* BEGIN *
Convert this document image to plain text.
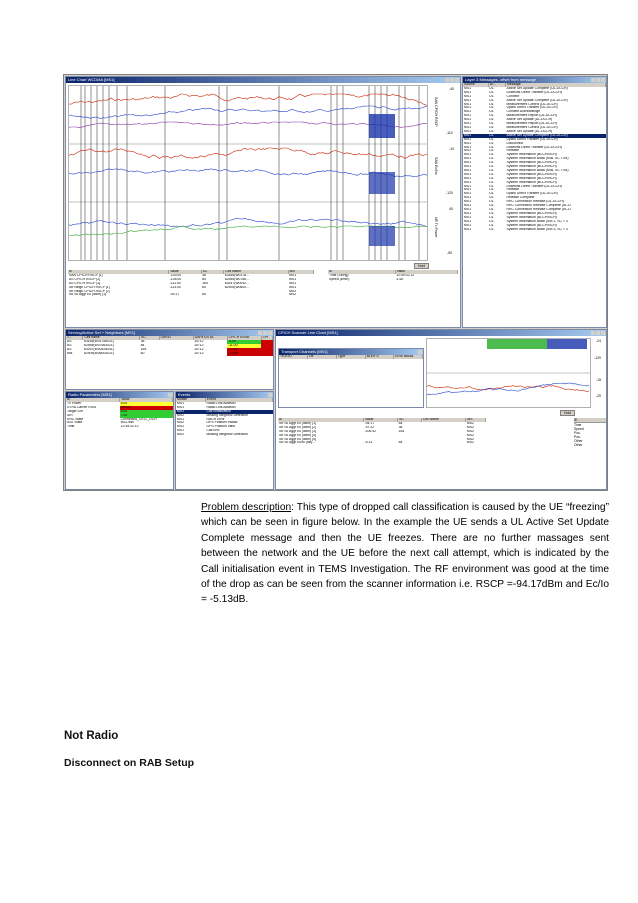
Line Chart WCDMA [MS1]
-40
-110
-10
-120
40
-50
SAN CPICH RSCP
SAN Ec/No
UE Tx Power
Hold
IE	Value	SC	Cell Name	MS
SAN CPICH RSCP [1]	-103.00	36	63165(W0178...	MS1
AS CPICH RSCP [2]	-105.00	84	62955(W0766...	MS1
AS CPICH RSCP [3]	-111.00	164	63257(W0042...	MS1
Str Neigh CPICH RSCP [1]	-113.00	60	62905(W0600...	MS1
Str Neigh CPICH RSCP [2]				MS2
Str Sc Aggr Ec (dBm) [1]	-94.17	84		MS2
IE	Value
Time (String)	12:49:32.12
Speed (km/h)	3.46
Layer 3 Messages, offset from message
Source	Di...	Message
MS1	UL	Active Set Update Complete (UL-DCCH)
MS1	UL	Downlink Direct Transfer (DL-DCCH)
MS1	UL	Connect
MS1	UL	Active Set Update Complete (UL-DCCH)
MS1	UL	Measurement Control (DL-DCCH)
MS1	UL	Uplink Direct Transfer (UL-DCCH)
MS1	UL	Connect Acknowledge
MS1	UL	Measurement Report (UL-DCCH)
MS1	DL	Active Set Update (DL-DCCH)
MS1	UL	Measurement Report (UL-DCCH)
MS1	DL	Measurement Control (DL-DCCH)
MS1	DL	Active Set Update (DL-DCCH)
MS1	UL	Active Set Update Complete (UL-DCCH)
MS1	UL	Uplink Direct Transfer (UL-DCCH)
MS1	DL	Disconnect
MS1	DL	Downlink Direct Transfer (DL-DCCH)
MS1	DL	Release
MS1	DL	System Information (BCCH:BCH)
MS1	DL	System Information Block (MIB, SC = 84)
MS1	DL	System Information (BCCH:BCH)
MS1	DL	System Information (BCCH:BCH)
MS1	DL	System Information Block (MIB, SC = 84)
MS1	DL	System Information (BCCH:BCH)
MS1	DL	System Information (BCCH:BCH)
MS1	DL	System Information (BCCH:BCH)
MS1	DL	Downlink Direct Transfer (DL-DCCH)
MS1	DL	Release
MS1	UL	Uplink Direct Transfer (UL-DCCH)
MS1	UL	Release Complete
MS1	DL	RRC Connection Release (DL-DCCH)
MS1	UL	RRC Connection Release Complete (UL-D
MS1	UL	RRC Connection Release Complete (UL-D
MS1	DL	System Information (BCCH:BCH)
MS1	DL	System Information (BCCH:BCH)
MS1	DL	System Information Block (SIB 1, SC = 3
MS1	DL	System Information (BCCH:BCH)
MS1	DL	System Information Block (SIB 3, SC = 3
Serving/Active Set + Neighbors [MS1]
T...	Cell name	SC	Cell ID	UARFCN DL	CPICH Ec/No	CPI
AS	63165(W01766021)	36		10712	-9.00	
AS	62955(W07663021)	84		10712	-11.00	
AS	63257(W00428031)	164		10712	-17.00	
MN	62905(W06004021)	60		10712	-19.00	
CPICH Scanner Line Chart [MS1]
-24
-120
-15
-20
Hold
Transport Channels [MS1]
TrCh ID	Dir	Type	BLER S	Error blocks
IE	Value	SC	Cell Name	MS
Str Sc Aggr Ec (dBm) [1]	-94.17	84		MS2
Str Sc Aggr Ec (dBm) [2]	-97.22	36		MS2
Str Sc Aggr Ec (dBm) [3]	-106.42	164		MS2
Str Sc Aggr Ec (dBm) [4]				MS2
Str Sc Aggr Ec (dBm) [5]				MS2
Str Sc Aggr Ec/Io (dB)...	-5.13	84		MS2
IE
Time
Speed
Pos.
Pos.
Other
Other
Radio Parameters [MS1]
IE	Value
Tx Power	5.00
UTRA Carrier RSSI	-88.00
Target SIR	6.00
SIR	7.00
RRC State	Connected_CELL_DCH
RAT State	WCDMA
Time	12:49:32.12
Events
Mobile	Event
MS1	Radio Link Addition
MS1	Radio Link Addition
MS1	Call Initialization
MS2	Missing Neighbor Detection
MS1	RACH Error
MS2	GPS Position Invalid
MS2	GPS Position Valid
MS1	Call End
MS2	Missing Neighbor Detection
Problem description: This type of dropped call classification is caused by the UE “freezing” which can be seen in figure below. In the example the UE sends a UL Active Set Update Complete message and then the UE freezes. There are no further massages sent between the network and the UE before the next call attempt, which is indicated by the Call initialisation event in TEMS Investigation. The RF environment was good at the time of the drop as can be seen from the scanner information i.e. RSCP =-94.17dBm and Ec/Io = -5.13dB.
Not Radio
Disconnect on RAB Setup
* END *
* BEGIN *
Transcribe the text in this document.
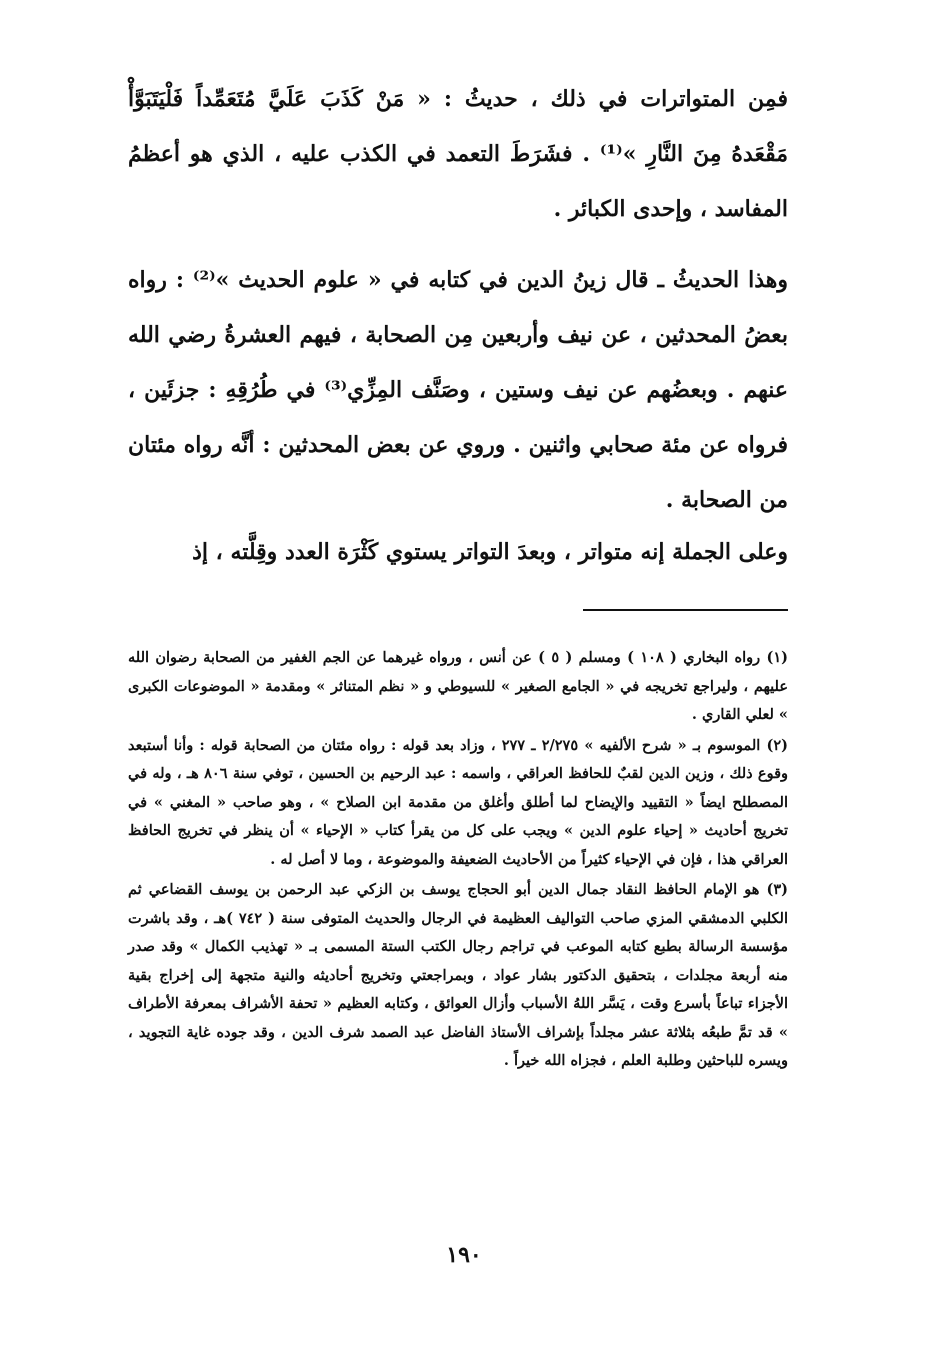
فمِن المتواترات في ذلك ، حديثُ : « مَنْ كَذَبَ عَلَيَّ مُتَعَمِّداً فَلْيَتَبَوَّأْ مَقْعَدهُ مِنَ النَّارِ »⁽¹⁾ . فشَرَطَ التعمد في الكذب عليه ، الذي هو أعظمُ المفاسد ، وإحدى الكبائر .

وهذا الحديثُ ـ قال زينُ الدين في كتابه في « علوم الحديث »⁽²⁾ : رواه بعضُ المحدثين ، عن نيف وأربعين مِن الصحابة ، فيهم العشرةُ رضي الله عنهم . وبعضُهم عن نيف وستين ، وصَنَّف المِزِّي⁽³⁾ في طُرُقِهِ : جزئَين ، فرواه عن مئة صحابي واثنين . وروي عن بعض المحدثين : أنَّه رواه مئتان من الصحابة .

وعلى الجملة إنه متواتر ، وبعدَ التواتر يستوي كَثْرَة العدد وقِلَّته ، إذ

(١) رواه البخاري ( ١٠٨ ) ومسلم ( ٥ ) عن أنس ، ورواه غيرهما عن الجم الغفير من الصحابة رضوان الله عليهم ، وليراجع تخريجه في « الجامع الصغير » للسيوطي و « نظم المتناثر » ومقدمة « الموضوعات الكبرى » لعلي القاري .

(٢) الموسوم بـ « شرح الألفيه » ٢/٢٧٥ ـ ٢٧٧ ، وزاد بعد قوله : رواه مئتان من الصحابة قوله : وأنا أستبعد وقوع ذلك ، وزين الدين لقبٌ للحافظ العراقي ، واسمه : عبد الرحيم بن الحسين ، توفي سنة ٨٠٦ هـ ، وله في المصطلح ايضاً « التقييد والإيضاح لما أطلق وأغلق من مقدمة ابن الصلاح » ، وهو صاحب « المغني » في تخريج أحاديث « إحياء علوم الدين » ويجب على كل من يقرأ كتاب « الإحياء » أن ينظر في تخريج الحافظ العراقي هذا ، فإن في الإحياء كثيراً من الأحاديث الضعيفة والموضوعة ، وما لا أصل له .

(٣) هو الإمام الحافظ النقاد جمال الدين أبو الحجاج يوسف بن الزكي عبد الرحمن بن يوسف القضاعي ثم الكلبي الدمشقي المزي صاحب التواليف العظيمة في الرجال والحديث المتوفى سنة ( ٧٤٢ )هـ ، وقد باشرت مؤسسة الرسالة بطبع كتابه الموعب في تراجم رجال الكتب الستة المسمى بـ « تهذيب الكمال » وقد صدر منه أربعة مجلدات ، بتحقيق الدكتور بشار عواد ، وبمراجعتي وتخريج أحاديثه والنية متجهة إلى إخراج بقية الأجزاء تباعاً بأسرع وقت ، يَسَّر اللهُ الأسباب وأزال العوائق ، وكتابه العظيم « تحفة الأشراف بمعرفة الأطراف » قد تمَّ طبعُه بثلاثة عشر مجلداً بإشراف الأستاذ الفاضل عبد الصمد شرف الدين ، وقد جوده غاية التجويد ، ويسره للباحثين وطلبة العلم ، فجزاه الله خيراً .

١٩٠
* END *
Written exercise.
Pull out every line above that holds the word "الحافظ".

Solution to this exercise.
(٢) الموسوم بـ « شرح الألفيه » ٢/٢٧٥ ـ ٢٧٧ ، وزاد بعد قوله : رواه مئتان من الصحابة قوله : وأنا أستبعد وقوع ذلك ، وزين الدين لقبٌ للحافظ العراقي ، واسمه : عبد الرحيم بن الحسين ، توفي سنة ٨٠٦ هـ ، وله في المصطلح ايضاً « التقييد والإيضاح لما أطلق وأغلق من مقدمة ابن الصلاح » ، وهو صاحب « المغني » في تخريج أحاديث « إحياء علوم الدين » ويجب على كل من يقرأ كتاب « الإحياء » أن ينظر في تخريج الحافظ العراقي هذا ، فإن في الإحياء كثيراً من الأحاديث الضعيفة والموضوعة ، وما لا أصل له .
(٣) هو الإمام الحافظ النقاد جمال الدين أبو الحجاج يوسف بن الزكي عبد الرحمن بن يوسف القضاعي ثم الكلبي الدمشقي المزي صاحب التواليف العظيمة في الرجال والحديث المتوفى سنة ( ٧٤٢ )هـ ، وقد باشرت مؤسسة الرسالة بطبع كتابه الموعب في تراجم رجال الكتب الستة المسمى بـ « تهذيب الكمال » وقد صدر منه أربعة مجلدات ، بتحقيق الدكتور بشار عواد ، وبمراجعتي وتخريج أحاديثه والنية متجهة إلى إخراج بقية الأجزاء تباعاً بأسرع وقت ، يَسَّر اللهُ الأسباب وأزال العوائق ، وكتابه العظيم « تحفة الأشراف بمعرفة الأطراف » قد تمَّ طبعُه بثلاثة عشر مجلداً بإشراف الأستاذ الفاضل عبد الصمد شرف الدين ، وقد جوده غاية التجويد ، ويسره للباحثين وطلبة العلم ، فجزاه الله خيراً .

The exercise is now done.